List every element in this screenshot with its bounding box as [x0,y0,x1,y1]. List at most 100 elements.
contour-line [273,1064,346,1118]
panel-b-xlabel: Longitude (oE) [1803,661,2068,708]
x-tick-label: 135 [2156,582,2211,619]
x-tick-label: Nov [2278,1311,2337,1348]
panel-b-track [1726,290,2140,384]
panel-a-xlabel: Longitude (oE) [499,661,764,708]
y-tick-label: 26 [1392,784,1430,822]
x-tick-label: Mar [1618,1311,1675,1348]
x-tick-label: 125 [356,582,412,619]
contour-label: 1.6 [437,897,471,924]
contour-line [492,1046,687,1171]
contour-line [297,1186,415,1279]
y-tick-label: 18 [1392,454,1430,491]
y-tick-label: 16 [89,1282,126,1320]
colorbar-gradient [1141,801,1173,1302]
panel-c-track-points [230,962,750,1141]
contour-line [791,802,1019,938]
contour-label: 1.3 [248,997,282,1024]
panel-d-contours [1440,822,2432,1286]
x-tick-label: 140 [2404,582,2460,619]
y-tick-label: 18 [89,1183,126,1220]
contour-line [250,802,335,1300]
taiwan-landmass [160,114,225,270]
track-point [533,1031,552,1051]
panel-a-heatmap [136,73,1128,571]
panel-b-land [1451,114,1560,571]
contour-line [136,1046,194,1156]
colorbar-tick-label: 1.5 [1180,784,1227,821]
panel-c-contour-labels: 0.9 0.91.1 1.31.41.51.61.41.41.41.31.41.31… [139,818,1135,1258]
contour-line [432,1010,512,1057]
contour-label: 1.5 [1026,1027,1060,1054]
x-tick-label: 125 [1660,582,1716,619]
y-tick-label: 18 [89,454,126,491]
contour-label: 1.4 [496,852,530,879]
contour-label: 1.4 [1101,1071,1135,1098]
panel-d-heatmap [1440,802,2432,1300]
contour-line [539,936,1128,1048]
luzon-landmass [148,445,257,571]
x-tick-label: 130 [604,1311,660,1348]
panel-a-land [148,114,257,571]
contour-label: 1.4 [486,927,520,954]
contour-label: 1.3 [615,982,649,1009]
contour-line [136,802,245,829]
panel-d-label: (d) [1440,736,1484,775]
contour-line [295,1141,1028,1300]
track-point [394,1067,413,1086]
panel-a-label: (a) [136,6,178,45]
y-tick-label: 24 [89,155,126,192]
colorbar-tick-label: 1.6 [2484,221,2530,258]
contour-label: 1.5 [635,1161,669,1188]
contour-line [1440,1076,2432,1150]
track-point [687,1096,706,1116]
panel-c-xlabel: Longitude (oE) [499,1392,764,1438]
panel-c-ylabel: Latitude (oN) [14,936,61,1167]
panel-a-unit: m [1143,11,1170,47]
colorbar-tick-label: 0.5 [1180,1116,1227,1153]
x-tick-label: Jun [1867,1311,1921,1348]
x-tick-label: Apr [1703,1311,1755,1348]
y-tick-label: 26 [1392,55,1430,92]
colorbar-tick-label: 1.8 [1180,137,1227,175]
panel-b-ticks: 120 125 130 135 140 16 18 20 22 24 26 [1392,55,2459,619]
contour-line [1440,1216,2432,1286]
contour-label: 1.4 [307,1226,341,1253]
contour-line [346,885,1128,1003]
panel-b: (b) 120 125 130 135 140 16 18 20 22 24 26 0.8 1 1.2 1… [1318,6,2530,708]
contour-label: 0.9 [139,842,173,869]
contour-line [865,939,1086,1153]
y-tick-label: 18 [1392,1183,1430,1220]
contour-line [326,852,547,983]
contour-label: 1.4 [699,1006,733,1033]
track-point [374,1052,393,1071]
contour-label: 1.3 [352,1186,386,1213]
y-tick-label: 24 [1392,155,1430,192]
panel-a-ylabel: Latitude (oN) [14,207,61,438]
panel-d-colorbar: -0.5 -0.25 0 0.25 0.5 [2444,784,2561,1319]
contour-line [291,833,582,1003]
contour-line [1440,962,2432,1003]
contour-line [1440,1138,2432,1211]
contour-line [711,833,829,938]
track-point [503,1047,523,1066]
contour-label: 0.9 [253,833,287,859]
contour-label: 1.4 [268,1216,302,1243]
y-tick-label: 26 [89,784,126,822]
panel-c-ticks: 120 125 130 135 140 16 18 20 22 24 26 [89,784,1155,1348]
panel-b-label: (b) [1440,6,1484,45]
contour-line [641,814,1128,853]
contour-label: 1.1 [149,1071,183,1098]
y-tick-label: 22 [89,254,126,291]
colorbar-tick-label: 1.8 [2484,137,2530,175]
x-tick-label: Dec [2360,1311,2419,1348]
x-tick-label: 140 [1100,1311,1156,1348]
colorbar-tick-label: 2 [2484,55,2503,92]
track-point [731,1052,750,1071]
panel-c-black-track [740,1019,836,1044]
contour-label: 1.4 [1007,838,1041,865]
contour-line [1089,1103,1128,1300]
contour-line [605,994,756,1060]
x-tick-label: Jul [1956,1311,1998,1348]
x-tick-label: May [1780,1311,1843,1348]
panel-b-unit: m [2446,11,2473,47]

# # # # # # #

Update the listing above by replacing every instance of "Longitude (oE)" with "Longitude (°E)" and leaving everything else unchanged.

IN RESPONSE:
List every element in this screenshot with its bounding box as [x0,y0,x1,y1]. List at most 100 elements.
contour-line [273,1064,346,1118]
panel-b-xlabel: Longitude (°E) [1803,661,2068,708]
x-tick-label: 135 [2156,582,2211,619]
x-tick-label: Nov [2278,1311,2337,1348]
panel-b-track [1726,290,2140,384]
panel-a-xlabel: Longitude (°E) [499,661,764,708]
y-tick-label: 26 [1392,784,1430,822]
x-tick-label: Mar [1618,1311,1675,1348]
x-tick-label: 125 [356,582,412,619]
contour-label: 1.6 [437,897,471,924]
contour-line [492,1046,687,1171]
contour-line [297,1186,415,1279]
y-tick-label: 18 [1392,454,1430,491]
y-tick-label: 16 [89,1282,126,1320]
colorbar-gradient [1141,801,1173,1302]
panel-c-track-points [230,962,750,1141]
contour-line [791,802,1019,938]
contour-label: 1.3 [248,997,282,1024]
panel-d-contours [1440,822,2432,1286]
x-tick-label: 140 [2404,582,2460,619]
y-tick-label: 18 [89,1183,126,1220]
contour-line [250,802,335,1300]
taiwan-landmass [160,114,225,270]
track-point [533,1031,552,1051]
panel-a-heatmap [136,73,1128,571]
panel-b-land [1451,114,1560,571]
contour-line [136,1046,194,1156]
colorbar-tick-label: 1.5 [1180,784,1227,821]
panel-c-contour-labels: 0.9 0.91.1 1.31.41.51.61.41.41.41.31.41.31… [139,818,1135,1258]
contour-line [432,1010,512,1057]
contour-label: 1.5 [1026,1027,1060,1054]
x-tick-label: 125 [1660,582,1716,619]
y-tick-label: 18 [89,454,126,491]
contour-label: 1.4 [496,852,530,879]
contour-label: 1.4 [1101,1071,1135,1098]
panel-d-heatmap [1440,802,2432,1300]
contour-line [539,936,1128,1048]
luzon-landmass [148,445,257,571]
x-tick-label: 130 [604,1311,660,1348]
panel-a-land [148,114,257,571]
contour-label: 1.4 [486,927,520,954]
contour-label: 1.3 [615,982,649,1009]
contour-line [136,802,245,829]
panel-d-label: (d) [1440,736,1484,775]
contour-line [295,1141,1028,1300]
track-point [394,1067,413,1086]
panel-a-label: (a) [136,6,178,45]
y-tick-label: 24 [89,155,126,192]
colorbar-tick-label: 1.6 [2484,221,2530,258]
contour-label: 1.5 [635,1161,669,1188]
contour-line [1440,1076,2432,1150]
track-point [687,1096,706,1116]
panel-c-xlabel: Longitude (°E) [499,1392,764,1438]
panel-c-ylabel: Latitude (oN) [14,936,61,1167]
panel-a-unit: m [1143,11,1170,47]
colorbar-tick-label: 0.5 [1180,1116,1227,1153]
x-tick-label: Jun [1867,1311,1921,1348]
x-tick-label: Apr [1703,1311,1755,1348]
y-tick-label: 26 [1392,55,1430,92]
colorbar-tick-label: 1.8 [1180,137,1227,175]
panel-b-ticks: 120 125 130 135 140 16 18 20 22 24 26 [1392,55,2459,619]
contour-line [1440,1216,2432,1286]
contour-label: 1.4 [307,1226,341,1253]
contour-line [346,885,1128,1003]
panel-b: (b) 120 125 130 135 140 16 18 20 22 24 26 0.8 1 1.2 1… [1318,6,2530,708]
contour-label: 0.9 [139,842,173,869]
contour-line [865,939,1086,1153]
y-tick-label: 18 [1392,1183,1430,1220]
contour-line [326,852,547,983]
contour-label: 1.4 [699,1006,733,1033]
track-point [374,1052,393,1071]
contour-label: 1.3 [352,1186,386,1213]
y-tick-label: 24 [1392,155,1430,192]
panel-a-ylabel: Latitude (oN) [14,207,61,438]
panel-d-colorbar: -0.5 -0.25 0 0.25 0.5 [2444,784,2561,1319]
contour-line [291,833,582,1003]
contour-line [1440,962,2432,1003]
contour-line [1440,1138,2432,1211]
contour-line [711,833,829,938]
track-point [503,1047,523,1066]
contour-label: 0.9 [253,833,287,859]
contour-label: 1.4 [268,1216,302,1243]
y-tick-label: 26 [89,784,126,822]
panel-c-ticks: 120 125 130 135 140 16 18 20 22 24 26 [89,784,1155,1348]
panel-b-label: (b) [1440,6,1484,45]
contour-line [641,814,1128,853]
contour-label: 1.1 [149,1071,183,1098]
y-tick-label: 22 [89,254,126,291]
colorbar-tick-label: 1.8 [2484,137,2530,175]
x-tick-label: Dec [2360,1311,2419,1348]
x-tick-label: 140 [1100,1311,1156,1348]
colorbar-tick-label: 2 [2484,55,2503,92]
track-point [731,1052,750,1071]
panel-c-black-track [740,1019,836,1044]
contour-label: 1.4 [1007,838,1041,865]
contour-line [1089,1103,1128,1300]
contour-line [605,994,756,1060]
x-tick-label: Jul [1956,1311,1998,1348]
x-tick-label: May [1780,1311,1843,1348]
panel-b-unit: m [2446,11,2473,47]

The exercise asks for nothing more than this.